▶ _SELECTED EXCERPT_:
* * *
# Kahr P45 recoil spring wearing out after 850 rounds



## Mark087

I'll start with the letter I sent Kahr on my problem:

~*~

I bought a Kahr P45 in August 2006. I realize it's well out of the warranty but I 
wanted to relate what I think is a design issue.

After about 850 rounds of midrange loads (standard commercial), and my 200gr flat point 
reloads (actually a bit lighter than commercial) I started getting periodic failures to 
extract. They became more prevalent as time went on, and when I tried my carry 
load - commercial Hornady XTP 200gr hollow points, the FTEs became an every-shot thing.

The cases were being left about halfway out of the chamber. It appeared that extraction 
had been premature before the case had unsealed, and the extractor had stripped over the 
rim.

I suspected a worn recoil spring, contacted Kahr, and was sent a new spring under warranty. 
The new spring was a full 1/4" or more longer than the old one. No question it had lost 
some capability. 

Sure enough, my P45 functioned perfectly until today when I started getting an occasional 
FTE with standard loads - about 8 out of 100 or so. This time the case made it completely 
out of the chamber, but was stuck partially into the rear back of the magazine lips, angled 
up at 45 degrees or so. The slide had to be pushed very firmly to its extreme rear before 
the case could be pivoted out. Almost as if the weak spring allowed the action to function 
rapidly enough for the slide to catch the case on the way back into battery.
* * *
▶ _SUPPLIED INFORMATION_:
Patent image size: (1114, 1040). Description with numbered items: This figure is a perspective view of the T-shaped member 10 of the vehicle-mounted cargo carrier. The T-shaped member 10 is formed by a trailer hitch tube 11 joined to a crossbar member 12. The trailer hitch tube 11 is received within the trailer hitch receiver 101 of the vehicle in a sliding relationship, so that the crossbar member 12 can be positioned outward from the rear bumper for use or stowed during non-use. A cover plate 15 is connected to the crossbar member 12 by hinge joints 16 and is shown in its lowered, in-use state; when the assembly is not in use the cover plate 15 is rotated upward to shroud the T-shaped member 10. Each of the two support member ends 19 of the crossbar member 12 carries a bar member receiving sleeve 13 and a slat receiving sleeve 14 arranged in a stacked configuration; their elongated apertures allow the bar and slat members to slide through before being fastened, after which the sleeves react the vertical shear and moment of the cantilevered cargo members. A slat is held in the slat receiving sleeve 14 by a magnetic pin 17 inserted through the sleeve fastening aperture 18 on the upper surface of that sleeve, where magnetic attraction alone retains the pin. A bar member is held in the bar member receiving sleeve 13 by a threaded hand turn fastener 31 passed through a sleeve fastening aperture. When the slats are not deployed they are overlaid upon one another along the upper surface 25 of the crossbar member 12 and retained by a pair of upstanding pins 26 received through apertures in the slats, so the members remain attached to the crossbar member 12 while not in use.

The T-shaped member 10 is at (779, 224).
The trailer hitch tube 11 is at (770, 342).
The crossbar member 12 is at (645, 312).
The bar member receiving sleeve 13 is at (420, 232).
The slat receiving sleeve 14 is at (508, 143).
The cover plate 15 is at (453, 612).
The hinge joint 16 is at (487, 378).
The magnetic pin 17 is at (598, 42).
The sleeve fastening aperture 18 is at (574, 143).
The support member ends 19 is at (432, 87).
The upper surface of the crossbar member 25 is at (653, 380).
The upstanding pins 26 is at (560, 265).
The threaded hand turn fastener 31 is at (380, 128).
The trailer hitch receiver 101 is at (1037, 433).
* * *
▶ _TASKS TO PERFORM_:
**A)** How would you render the sentence "The cases were being left about halfway out of the chamber." from the Kahr P45 forum post in Spanish?
**B)** Could you copy the stretch of the Kahr P45 forum post that begins at the words "After about 850" and stops after "some capability.", keeping every character as it appears?

▶ _EXPECTED ANSWERS_:
**A)** Las vainas quedaban aproximadamente a medio salir de la recámara.

**B)**
After about 850 rounds of midrange loads (standard commercial), and my 200gr flat point 
reloads (actually a bit lighter than commercial) I started getting periodic failures to 
extract. They became more prevalent as time went on, and when I tried my carry 
load - commercial Hornady XTP 200gr hollow points, the FTEs became an every-shot thing.

The cases were being left about halfway out of the chamber. It appeared that extraction 
had been premature before the case had unsealed, and the extractor had stripped over the 
rim.

I suspected a worn recoil spring, contacted Kahr, and was sent a new spring under warranty. 
The new spring was a full 1/4" or more longer than the old one. No question it had lost 
some capability.